#### Written instruction:
Transcribe every line of the listing below without any deviation.

#### Data provided:

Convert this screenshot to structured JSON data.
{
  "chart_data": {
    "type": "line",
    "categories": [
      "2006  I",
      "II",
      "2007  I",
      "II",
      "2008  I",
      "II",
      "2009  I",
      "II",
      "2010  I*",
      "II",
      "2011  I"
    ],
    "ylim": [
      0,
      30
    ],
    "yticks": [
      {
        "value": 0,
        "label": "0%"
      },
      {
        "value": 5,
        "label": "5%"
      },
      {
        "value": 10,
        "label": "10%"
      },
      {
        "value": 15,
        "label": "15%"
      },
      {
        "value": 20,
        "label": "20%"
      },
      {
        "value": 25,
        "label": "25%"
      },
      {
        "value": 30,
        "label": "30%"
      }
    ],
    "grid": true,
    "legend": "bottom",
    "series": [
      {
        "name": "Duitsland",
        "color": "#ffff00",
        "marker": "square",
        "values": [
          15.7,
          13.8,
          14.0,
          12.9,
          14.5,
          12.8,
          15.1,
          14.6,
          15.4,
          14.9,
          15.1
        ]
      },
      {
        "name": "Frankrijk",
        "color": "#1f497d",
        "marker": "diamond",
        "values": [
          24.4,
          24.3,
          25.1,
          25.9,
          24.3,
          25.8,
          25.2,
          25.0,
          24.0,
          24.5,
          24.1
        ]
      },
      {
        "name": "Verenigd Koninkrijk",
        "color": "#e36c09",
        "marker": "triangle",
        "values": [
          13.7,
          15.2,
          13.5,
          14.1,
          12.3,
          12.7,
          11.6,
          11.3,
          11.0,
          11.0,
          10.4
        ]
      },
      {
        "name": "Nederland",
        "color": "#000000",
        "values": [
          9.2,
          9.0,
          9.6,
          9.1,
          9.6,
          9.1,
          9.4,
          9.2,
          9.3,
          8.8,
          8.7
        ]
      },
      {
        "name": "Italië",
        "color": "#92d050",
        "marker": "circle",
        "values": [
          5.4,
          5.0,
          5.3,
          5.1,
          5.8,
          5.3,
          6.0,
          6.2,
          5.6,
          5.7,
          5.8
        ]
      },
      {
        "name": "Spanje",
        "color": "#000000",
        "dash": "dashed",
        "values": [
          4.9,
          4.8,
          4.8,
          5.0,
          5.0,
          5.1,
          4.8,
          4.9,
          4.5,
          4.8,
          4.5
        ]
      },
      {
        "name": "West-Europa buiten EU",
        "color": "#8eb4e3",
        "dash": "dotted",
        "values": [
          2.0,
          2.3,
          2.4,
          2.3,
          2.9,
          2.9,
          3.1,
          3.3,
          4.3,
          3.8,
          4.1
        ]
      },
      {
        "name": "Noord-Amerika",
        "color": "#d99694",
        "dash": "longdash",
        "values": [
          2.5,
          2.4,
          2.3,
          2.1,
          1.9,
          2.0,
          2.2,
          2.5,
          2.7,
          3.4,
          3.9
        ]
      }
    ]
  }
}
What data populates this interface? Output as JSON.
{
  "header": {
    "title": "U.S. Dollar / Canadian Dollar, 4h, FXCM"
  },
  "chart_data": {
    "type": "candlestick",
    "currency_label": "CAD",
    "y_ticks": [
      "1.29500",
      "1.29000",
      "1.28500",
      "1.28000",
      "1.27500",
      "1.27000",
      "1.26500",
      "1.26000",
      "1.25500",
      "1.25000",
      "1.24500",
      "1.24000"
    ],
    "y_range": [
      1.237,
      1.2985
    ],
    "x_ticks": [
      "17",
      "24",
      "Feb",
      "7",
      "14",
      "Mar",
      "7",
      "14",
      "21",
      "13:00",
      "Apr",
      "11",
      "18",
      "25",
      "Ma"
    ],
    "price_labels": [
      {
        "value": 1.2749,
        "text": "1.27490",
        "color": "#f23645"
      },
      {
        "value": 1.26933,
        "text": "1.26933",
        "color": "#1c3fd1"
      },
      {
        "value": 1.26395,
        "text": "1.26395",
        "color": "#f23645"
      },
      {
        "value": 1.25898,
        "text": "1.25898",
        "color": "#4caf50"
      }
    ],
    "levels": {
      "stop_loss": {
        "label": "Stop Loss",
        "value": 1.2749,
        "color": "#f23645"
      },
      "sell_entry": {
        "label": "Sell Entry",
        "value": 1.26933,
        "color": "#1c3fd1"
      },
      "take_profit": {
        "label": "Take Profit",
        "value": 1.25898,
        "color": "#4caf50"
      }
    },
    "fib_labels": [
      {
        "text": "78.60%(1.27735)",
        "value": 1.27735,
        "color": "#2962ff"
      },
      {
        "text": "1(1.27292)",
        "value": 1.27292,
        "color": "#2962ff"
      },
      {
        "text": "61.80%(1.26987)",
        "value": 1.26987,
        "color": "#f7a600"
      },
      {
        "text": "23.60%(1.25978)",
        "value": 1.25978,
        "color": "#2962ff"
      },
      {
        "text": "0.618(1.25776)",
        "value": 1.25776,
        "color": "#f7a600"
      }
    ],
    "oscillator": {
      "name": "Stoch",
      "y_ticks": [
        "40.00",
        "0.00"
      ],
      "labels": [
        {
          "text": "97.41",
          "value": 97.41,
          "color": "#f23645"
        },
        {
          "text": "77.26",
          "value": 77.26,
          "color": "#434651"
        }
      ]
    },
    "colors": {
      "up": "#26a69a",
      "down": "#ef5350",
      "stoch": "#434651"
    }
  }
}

#### Output for this exercise:
Convert this screenshot to structured JSON data.
{
  "chart_data": {
    "type": "line",
    "categories": [
      "2006  I",
      "II",
      "2007  I",
      "II",
      "2008  I",
      "II",
      "2009  I",
      "II",
      "2010  I*",
      "II",
      "2011  I"
    ],
    "ylim": [
      0,
      30
    ],
    "yticks": [
      {
        "value": 0,
        "label": "0%"
      },
      {
        "value": 5,
        "label": "5%"
      },
      {
        "value": 10,
        "label": "10%"
      },
      {
        "value": 15,
        "label": "15%"
      },
      {
        "value": 20,
        "label": "20%"
      },
      {
        "value": 25,
        "label": "25%"
      },
      {
        "value": 30,
        "label": "30%"
      }
    ],
    "grid": true,
    "legend": "bottom",
    "series": [
      {
        "name": "Duitsland",
        "color": "#ffff00",
        "marker": "square",
        "values": [
          15.7,
          13.8,
          14.0,
          12.9,
          14.5,
          12.8,
          15.1,
          14.6,
          15.4,
          14.9,
          15.1
        ]
      },
      {
        "name": "Frankrijk",
        "color": "#1f497d",
        "marker": "diamond",
        "values": [
          24.4,
          24.3,
          25.1,
          25.9,
          24.3,
          25.8,
          25.2,
          25.0,
          24.0,
          24.5,
          24.1
        ]
      },
      {
        "name": "Verenigd Koninkrijk",
        "color": "#e36c09",
        "marker": "triangle",
        "values": [
          13.7,
          15.2,
          13.5,
          14.1,
          12.3,
          12.7,
          11.6,
          11.3,
          11.0,
          11.0,
          10.4
        ]
      },
      {
        "name": "Nederland",
        "color": "#000000",
        "values": [
          9.2,
          9.0,
          9.6,
          9.1,
          9.6,
          9.1,
          9.4,
          9.2,
          9.3,
          8.8,
          8.7
        ]
      },
      {
        "name": "Italië",
        "color": "#92d050",
        "marker": "circle",
        "values": [
          5.4,
          5.0,
          5.3,
          5.1,
          5.8,
          5.3,
          6.0,
          6.2,
          5.6,
          5.7,
          5.8
        ]
      },
      {
        "name": "Spanje",
        "color": "#000000",
        "dash": "dashed",
        "values": [
          4.9,
          4.8,
          4.8,
          5.0,
          5.0,
          5.1,
          4.8,
          4.9,
          4.5,
          4.8,
          4.5
        ]
      },
      {
        "name": "West-Europa buiten EU",
        "color": "#8eb4e3",
        "dash": "dotted",
        "values": [
          2.0,
          2.3,
          2.4,
          2.3,
          2.9,
          2.9,
          3.1,
          3.3,
          4.3,
          3.8,
          4.1
        ]
      },
      {
        "name": "Noord-Amerika",
        "color": "#d99694",
        "dash": "longdash",
        "values": [
          2.5,
          2.4,
          2.3,
          2.1,
          1.9,
          2.0,
          2.2,
          2.5,
          2.7,
          3.4,
          3.9
        ]
      }
    ]
  }
}
What data populates this interface? Output as JSON.
{
  "header": {
    "title": "U.S. Dollar / Canadian Dollar, 4h, FXCM"
  },
  "chart_data": {
    "type": "candlestick",
    "currency_label": "CAD",
    "y_ticks": [
      "1.29500",
      "1.29000",
      "1.28500",
      "1.28000",
      "1.27500",
      "1.27000",
      "1.26500",
      "1.26000",
      "1.25500",
      "1.25000",
      "1.24500",
      "1.24000"
    ],
    "y_range": [
      1.237,
      1.2985
    ],
    "x_ticks": [
      "17",
      "24",
      "Feb",
      "7",
      "14",
      "Mar",
      "7",
      "14",
      "21",
      "13:00",
      "Apr",
      "11",
      "18",
      "25",
      "Ma"
    ],
    "price_labels": [
      {
        "value": 1.2749,
        "text": "1.27490",
        "color": "#f23645"
      },
      {
        "value": 1.26933,
        "text": "1.26933",
        "color": "#1c3fd1"
      },
      {
        "value": 1.26395,
        "text": "1.26395",
        "color": "#f23645"
      },
      {
        "value": 1.25898,
        "text": "1.25898",
        "color": "#4caf50"
      }
    ],
    "levels": {
      "stop_loss": {
        "label": "Stop Loss",
        "value": 1.2749,
        "color": "#f23645"
      },
      "sell_entry": {
        "label": "Sell Entry",
        "value": 1.26933,
        "color": "#1c3fd1"
      },
      "take_profit": {
        "label": "Take Profit",
        "value": 1.25898,
        "color": "#4caf50"
      }
    },
    "fib_labels": [
      {
        "text": "78.60%(1.27735)",
        "value": 1.27735,
        "color": "#2962ff"
      },
      {
        "text": "1(1.27292)",
        "value": 1.27292,
        "color": "#2962ff"
      },
      {
        "text": "61.80%(1.26987)",
        "value": 1.26987,
        "color": "#f7a600"
      },
      {
        "text": "23.60%(1.25978)",
        "value": 1.25978,
        "color": "#2962ff"
      },
      {
        "text": "0.618(1.25776)",
        "value": 1.25776,
        "color": "#f7a600"
      }
    ],
    "oscillator": {
      "name": "Stoch",
      "y_ticks": [
        "40.00",
        "0.00"
      ],
      "labels": [
        {
          "text": "97.41",
          "value": 97.41,
          "color": "#f23645"
        },
        {
          "text": "77.26",
          "value": 77.26,
          "color": "#434651"
        }
      ]
    },
    "colors": {
      "up": "#26a69a",
      "down": "#ef5350",
      "stoch": "#434651"
    }
  }
}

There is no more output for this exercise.